## Aim
Select and copy out every line in the records containing "this".

— begin Exercise inputs —

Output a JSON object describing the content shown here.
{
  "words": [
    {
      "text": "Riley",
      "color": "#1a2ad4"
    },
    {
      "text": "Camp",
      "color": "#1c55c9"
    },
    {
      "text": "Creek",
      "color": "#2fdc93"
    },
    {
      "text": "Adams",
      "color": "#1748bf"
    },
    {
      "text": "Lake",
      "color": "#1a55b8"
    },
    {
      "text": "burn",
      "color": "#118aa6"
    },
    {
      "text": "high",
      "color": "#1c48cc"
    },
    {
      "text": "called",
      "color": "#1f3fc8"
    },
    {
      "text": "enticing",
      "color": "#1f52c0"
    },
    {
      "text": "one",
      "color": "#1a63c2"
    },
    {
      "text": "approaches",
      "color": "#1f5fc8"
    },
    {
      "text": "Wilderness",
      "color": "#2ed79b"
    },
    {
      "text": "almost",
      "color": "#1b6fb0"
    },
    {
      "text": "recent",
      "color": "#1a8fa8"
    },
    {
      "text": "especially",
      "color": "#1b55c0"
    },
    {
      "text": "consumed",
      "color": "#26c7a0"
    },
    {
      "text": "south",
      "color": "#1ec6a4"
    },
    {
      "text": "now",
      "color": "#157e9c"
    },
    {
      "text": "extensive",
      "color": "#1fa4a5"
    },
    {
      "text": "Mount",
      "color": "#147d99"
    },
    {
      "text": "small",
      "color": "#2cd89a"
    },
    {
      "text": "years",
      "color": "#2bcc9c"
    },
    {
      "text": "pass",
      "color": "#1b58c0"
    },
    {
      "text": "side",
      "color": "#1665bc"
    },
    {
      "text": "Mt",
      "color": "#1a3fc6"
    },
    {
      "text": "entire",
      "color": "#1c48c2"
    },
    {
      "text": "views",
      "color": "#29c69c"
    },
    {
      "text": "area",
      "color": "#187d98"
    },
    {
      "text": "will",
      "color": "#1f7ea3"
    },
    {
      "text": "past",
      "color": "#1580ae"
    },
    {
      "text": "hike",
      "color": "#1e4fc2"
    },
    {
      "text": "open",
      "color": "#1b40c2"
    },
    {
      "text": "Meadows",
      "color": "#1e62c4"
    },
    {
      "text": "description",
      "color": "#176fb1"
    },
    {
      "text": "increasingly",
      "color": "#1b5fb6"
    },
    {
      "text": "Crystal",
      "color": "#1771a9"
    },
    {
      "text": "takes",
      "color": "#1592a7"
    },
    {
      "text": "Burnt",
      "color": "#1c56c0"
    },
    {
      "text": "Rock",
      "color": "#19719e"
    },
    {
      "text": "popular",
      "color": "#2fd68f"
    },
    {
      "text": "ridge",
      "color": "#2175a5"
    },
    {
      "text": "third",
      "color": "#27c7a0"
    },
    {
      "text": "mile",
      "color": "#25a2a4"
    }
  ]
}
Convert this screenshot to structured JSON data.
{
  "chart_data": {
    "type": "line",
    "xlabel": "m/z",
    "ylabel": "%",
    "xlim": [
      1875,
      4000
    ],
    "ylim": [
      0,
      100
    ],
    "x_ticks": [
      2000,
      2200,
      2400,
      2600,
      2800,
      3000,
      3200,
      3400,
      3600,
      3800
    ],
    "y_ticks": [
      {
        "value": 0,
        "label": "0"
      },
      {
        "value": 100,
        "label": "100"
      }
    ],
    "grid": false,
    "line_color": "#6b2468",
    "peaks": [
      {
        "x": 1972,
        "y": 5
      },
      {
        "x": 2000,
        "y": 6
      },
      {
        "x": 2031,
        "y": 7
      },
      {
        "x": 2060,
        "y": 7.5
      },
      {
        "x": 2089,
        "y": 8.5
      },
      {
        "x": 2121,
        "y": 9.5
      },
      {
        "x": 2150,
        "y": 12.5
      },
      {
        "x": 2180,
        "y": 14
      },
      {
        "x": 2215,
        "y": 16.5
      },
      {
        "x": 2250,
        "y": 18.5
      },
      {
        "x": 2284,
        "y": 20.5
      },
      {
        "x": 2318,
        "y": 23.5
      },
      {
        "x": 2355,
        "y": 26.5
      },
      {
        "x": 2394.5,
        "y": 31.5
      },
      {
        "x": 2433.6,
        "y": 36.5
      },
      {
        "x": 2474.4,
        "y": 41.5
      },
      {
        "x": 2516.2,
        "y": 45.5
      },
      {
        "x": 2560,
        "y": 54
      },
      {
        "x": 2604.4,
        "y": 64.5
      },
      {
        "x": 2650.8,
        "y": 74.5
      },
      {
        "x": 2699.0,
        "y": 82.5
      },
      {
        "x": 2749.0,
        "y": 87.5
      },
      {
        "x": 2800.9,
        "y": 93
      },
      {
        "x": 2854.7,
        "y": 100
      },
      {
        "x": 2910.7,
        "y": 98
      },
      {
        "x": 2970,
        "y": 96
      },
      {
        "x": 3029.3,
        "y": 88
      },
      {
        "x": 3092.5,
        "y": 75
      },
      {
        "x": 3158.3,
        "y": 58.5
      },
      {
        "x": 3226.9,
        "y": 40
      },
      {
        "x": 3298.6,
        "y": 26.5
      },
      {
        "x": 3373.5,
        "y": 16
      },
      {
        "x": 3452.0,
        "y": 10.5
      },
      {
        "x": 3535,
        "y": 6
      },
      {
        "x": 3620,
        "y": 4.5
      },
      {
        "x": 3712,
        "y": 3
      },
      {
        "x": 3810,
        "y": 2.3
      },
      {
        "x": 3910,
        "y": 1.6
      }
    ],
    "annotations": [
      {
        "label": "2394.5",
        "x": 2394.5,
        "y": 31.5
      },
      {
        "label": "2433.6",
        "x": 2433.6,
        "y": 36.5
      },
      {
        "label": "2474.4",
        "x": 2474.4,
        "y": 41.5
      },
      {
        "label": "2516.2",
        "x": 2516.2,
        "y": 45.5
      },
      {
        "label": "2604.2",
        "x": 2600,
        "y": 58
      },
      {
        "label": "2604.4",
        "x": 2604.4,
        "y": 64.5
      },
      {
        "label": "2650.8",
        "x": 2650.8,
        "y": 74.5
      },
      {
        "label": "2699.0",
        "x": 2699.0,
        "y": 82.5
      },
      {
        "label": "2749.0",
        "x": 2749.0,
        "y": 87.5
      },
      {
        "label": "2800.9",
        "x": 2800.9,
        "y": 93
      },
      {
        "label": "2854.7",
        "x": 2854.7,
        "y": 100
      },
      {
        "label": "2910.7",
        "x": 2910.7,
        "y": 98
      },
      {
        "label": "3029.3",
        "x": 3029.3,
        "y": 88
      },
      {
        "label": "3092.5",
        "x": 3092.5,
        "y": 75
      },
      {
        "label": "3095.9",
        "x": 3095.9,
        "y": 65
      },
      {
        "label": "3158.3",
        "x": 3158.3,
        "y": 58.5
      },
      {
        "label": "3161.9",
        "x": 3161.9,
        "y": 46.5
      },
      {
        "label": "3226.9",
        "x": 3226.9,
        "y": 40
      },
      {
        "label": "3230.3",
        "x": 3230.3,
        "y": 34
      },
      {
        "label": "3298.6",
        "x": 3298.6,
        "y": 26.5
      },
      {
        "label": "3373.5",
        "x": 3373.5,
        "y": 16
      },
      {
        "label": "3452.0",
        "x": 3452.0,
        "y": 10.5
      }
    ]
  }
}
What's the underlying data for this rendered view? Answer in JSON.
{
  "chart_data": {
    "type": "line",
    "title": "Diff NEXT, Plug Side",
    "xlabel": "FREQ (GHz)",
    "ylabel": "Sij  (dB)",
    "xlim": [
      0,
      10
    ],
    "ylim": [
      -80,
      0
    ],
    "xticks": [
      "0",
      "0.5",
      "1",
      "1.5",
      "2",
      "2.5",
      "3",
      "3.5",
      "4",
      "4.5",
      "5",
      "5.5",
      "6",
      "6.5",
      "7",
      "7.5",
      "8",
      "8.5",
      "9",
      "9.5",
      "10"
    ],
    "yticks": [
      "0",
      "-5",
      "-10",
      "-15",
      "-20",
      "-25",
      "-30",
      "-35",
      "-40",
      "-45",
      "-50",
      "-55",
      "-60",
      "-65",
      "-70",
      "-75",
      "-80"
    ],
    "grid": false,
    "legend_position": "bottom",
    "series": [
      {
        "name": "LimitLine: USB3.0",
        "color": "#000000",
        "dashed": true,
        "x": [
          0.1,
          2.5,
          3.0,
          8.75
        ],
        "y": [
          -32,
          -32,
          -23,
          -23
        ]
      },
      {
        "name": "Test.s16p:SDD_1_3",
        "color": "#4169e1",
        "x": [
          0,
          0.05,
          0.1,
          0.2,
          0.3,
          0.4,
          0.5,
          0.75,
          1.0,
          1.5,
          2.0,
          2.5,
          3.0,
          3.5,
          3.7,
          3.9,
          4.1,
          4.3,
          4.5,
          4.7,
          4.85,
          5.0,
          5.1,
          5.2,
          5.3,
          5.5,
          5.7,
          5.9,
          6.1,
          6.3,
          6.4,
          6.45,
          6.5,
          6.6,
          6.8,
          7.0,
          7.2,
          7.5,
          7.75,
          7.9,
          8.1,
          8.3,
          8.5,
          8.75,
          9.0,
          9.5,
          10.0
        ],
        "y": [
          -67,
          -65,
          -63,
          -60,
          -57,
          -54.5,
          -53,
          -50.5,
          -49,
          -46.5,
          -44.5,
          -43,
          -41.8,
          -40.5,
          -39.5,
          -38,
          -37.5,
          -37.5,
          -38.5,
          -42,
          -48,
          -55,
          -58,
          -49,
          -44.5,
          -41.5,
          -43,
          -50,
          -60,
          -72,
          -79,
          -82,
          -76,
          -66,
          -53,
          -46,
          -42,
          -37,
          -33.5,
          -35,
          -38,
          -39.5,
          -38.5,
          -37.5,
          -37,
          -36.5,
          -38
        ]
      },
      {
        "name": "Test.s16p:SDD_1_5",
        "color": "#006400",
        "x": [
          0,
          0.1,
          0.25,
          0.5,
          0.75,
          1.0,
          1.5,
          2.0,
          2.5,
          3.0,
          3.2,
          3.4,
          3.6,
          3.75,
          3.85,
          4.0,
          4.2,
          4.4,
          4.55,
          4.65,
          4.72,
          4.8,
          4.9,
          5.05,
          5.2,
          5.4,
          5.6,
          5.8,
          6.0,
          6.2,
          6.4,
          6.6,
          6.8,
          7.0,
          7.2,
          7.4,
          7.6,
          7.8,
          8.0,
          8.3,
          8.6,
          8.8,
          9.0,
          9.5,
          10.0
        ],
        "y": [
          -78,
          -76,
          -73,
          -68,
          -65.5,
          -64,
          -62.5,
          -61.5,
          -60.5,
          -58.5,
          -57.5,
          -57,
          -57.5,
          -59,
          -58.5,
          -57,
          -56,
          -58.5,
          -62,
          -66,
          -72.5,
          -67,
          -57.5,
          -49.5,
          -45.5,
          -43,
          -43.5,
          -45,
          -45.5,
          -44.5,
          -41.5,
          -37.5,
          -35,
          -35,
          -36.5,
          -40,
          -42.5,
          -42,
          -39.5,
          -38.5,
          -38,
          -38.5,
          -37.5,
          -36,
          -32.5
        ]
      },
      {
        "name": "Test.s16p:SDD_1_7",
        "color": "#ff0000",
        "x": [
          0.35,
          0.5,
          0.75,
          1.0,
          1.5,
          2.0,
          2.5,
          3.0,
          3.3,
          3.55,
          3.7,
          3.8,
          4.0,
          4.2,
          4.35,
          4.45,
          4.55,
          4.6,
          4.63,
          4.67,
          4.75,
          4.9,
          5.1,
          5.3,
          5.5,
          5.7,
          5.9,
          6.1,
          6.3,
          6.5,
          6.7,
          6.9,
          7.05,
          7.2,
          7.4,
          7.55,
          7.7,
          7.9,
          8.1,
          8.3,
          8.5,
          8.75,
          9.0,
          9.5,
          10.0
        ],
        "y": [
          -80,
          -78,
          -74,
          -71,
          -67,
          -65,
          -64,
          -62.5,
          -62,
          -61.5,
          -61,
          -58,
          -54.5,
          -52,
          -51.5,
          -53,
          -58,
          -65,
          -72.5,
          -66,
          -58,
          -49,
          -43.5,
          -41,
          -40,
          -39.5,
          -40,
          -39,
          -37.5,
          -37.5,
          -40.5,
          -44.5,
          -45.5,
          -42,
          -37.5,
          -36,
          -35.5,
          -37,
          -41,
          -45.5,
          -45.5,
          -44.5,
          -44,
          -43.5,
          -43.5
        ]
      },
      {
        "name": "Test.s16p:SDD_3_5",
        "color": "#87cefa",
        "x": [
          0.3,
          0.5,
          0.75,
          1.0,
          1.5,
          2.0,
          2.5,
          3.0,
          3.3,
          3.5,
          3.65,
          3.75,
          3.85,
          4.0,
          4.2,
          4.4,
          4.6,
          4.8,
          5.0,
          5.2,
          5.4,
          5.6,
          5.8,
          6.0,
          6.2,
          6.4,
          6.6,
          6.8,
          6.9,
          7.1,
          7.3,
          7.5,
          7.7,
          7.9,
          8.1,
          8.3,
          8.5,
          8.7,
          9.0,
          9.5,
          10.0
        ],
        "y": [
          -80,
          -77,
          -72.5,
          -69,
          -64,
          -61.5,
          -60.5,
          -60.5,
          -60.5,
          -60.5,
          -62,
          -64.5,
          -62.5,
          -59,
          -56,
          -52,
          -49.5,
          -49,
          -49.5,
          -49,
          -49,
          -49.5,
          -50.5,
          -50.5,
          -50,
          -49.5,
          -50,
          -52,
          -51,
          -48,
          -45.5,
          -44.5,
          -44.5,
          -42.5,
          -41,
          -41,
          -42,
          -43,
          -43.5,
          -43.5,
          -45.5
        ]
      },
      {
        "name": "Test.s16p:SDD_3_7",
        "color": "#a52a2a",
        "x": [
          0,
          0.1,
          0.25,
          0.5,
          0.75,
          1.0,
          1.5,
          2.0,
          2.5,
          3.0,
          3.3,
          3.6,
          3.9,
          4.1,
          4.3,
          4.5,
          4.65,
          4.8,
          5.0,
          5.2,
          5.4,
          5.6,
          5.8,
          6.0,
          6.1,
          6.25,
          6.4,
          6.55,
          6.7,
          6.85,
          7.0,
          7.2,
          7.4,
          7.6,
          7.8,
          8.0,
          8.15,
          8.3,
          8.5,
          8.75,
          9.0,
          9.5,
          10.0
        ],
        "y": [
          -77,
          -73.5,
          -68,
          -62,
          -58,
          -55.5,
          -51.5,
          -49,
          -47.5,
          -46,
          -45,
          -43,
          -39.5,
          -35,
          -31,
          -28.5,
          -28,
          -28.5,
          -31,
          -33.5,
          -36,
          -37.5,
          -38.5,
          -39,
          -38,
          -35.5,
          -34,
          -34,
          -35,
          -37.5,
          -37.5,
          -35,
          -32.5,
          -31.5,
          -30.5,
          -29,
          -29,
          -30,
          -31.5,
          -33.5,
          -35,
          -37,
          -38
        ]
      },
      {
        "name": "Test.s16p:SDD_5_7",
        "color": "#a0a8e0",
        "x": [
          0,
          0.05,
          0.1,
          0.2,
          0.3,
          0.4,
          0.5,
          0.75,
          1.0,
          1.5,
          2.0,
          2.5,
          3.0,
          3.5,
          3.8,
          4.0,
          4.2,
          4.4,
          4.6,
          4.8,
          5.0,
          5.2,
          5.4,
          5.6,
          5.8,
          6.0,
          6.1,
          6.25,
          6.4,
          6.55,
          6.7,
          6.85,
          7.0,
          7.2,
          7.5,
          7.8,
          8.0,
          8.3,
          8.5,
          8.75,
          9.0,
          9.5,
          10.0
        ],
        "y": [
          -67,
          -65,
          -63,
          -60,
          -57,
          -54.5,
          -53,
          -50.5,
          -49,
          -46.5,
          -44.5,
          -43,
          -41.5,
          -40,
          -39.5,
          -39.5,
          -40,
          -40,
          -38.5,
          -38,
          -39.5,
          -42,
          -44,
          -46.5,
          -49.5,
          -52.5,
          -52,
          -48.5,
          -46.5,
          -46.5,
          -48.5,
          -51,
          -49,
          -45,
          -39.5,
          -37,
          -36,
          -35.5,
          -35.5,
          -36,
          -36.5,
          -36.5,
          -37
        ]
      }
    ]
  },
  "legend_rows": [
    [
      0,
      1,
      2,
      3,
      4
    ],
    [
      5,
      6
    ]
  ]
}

— end Exercise inputs —

## Exercise result
Convert this screenshot to structured JSON data.
What's the underlying data for this rendered view? Answer in JSON.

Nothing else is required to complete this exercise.